§ **DATA SHOWN**

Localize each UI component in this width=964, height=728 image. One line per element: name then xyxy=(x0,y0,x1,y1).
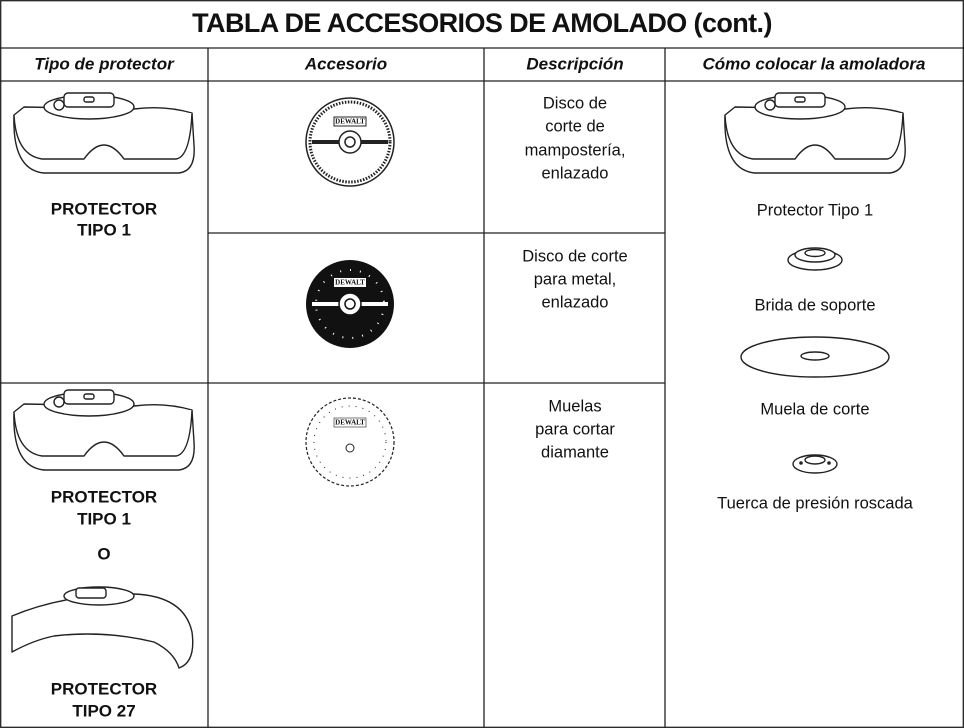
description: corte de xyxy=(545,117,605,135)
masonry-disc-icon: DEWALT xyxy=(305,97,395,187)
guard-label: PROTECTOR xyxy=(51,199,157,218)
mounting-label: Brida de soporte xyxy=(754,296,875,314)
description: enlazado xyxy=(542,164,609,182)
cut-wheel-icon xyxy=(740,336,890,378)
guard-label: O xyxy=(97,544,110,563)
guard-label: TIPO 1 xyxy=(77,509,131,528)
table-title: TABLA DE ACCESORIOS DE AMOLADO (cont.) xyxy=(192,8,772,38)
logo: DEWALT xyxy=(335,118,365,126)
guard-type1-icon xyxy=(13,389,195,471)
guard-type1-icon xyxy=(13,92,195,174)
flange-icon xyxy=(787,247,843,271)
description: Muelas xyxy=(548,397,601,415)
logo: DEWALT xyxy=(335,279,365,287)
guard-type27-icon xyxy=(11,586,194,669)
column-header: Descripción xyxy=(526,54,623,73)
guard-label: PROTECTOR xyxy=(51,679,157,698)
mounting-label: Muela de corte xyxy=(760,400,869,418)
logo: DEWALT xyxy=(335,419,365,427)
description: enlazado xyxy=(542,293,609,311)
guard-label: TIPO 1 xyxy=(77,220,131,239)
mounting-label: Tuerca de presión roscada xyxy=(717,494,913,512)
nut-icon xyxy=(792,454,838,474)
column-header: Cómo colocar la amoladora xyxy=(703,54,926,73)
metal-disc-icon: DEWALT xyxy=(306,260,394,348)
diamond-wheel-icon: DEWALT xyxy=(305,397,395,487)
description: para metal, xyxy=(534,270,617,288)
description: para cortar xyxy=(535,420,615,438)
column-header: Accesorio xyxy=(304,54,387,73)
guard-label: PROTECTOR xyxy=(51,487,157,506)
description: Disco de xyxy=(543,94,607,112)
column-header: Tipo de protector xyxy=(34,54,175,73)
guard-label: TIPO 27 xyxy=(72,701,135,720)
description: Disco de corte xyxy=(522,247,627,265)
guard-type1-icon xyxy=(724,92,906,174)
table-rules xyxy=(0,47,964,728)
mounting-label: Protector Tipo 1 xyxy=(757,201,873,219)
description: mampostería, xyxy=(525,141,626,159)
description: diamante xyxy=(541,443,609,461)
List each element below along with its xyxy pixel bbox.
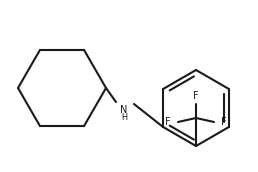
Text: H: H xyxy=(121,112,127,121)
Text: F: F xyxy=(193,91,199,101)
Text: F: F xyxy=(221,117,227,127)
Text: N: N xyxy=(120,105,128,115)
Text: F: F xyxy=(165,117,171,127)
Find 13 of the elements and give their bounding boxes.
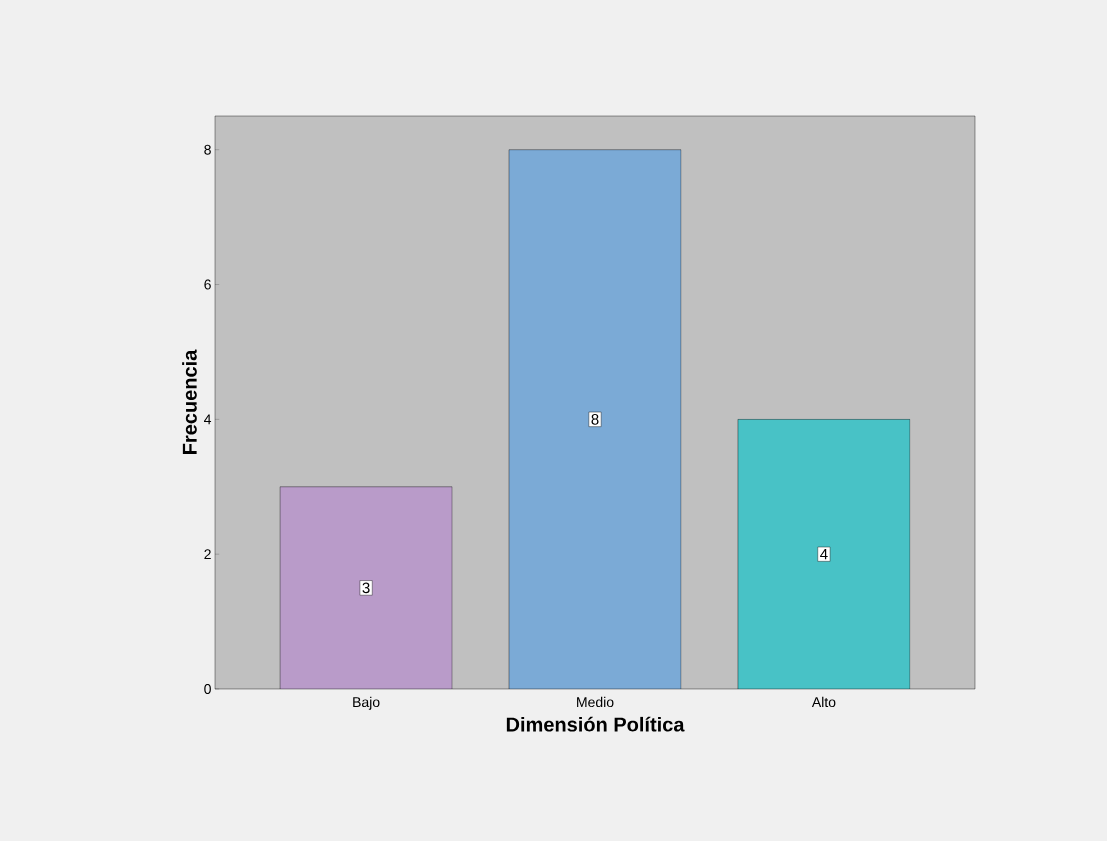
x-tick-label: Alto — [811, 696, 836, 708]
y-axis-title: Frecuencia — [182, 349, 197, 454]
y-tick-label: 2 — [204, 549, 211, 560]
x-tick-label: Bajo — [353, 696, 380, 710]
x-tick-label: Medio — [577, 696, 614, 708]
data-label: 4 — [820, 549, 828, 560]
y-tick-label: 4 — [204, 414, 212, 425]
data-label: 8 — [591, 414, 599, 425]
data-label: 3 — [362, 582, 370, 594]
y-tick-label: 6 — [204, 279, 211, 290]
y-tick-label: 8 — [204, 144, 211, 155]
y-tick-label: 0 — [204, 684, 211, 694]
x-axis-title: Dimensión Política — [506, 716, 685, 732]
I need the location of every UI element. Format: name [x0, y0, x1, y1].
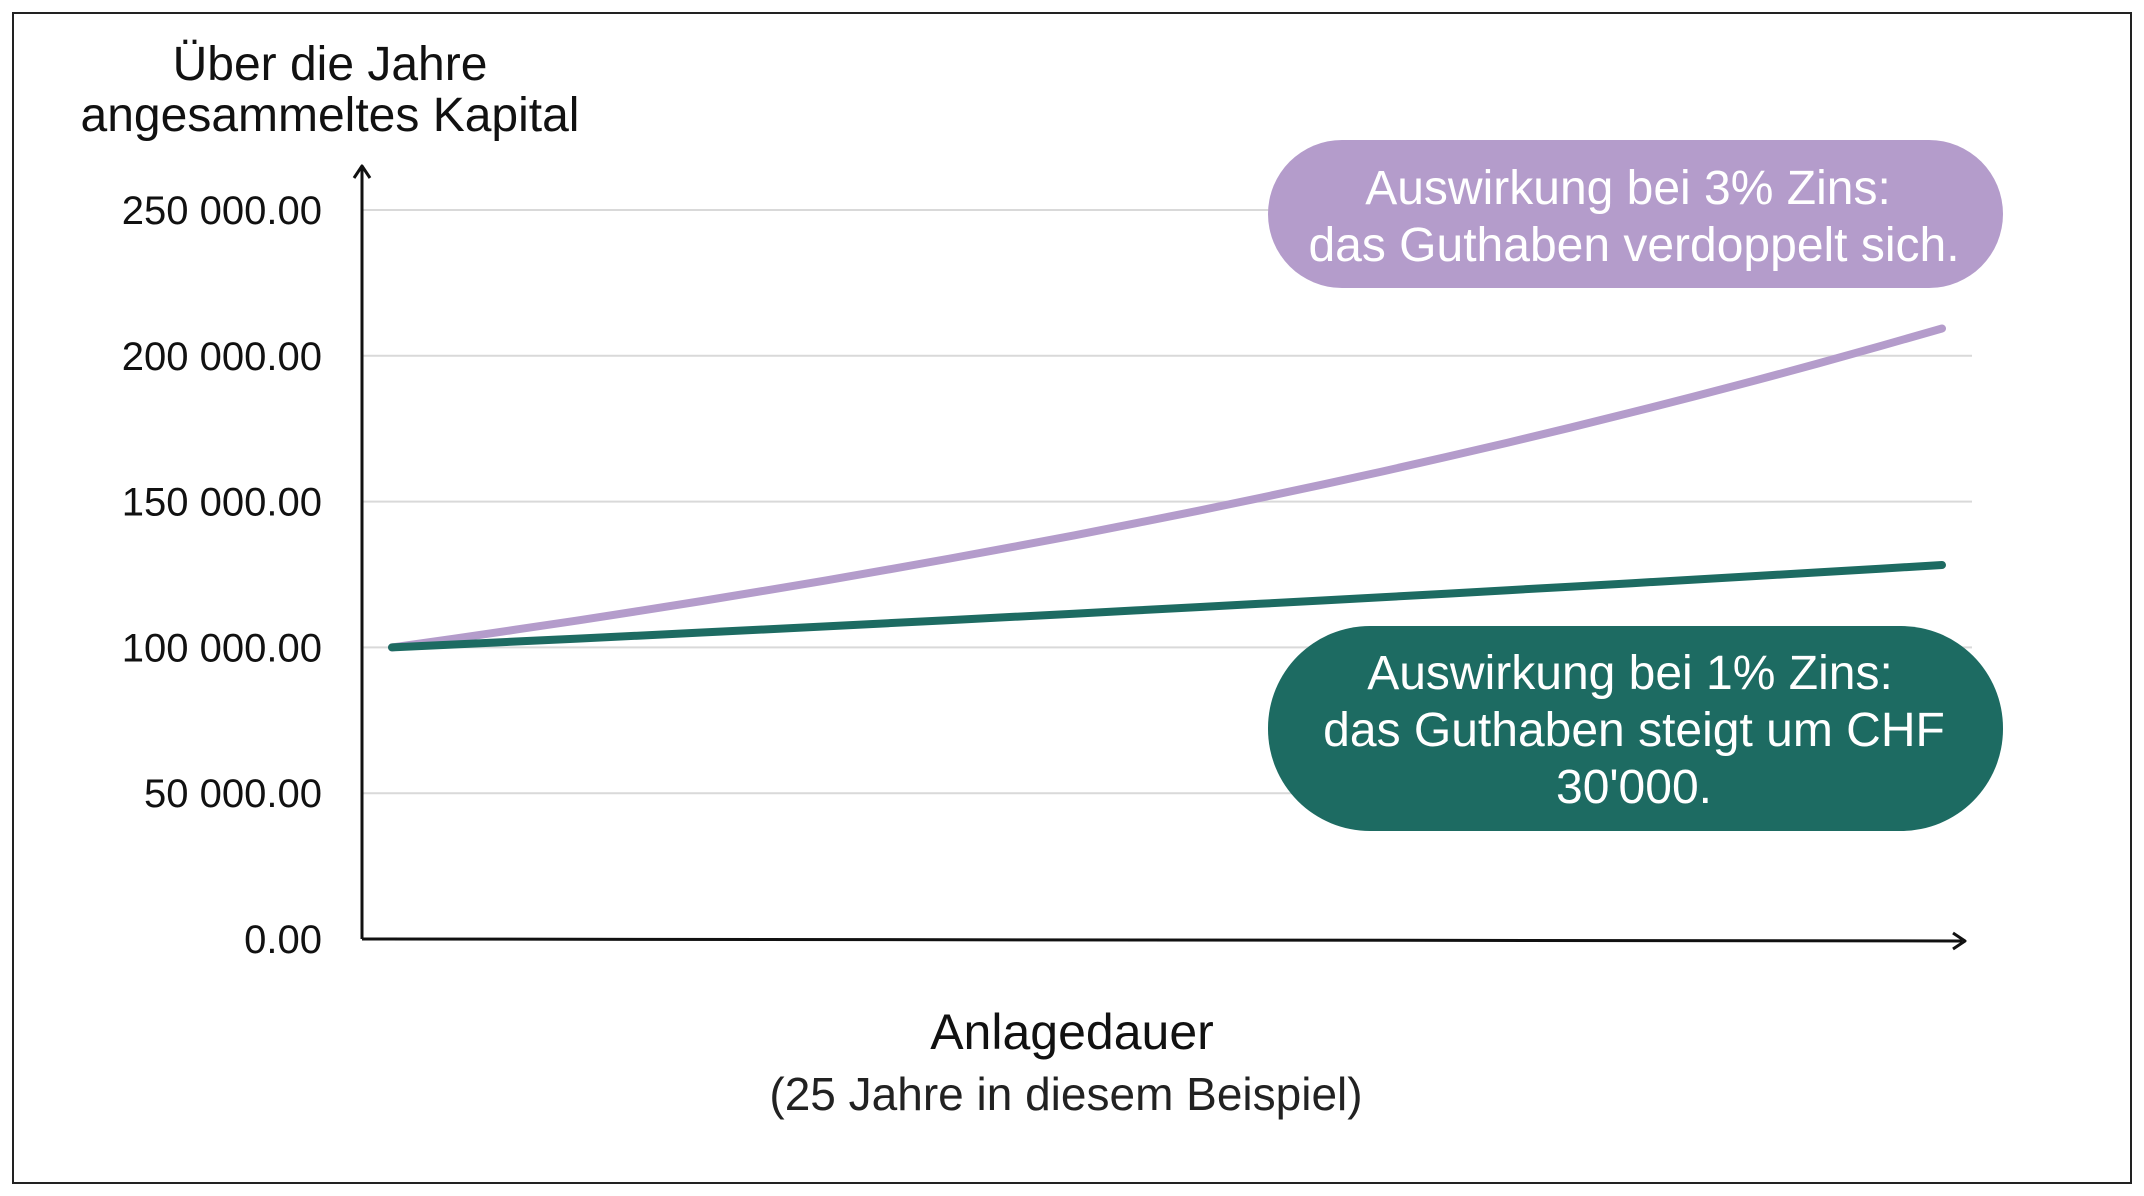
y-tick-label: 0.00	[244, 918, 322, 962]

§ **PROBLEM**
Rewrite the lines from the one containing "x-tick-label: Alto — [811, 696, 836, 708]" through the end of the records, replacing every "data-label" with "value-label" and keeping everything else the same. Leave out the pictures.

§ **SOLUTION FOR THIS PROBLEM**
x-tick-label: Alto — [811, 696, 836, 708]
y-axis-title: Frecuencia — [182, 349, 197, 454]
y-tick-label: 2 — [204, 549, 211, 560]
x-tick-label: Bajo — [353, 696, 380, 710]
x-tick-label: Medio — [577, 696, 614, 708]
value-label: 4 — [820, 549, 828, 560]
y-tick-label: 4 — [204, 414, 212, 425]
value-label: 8 — [591, 414, 599, 425]
value-label: 3 — [362, 582, 370, 594]
y-tick-label: 6 — [204, 279, 211, 290]
y-tick-label: 8 — [204, 144, 211, 155]
y-tick-label: 0 — [204, 684, 211, 694]
x-axis-title: Dimensión Política — [506, 716, 685, 732]
I need the location of every UI element. Format: name [x0, y0, x1, y1].
y-tick-label: 0.00	[244, 918, 322, 962]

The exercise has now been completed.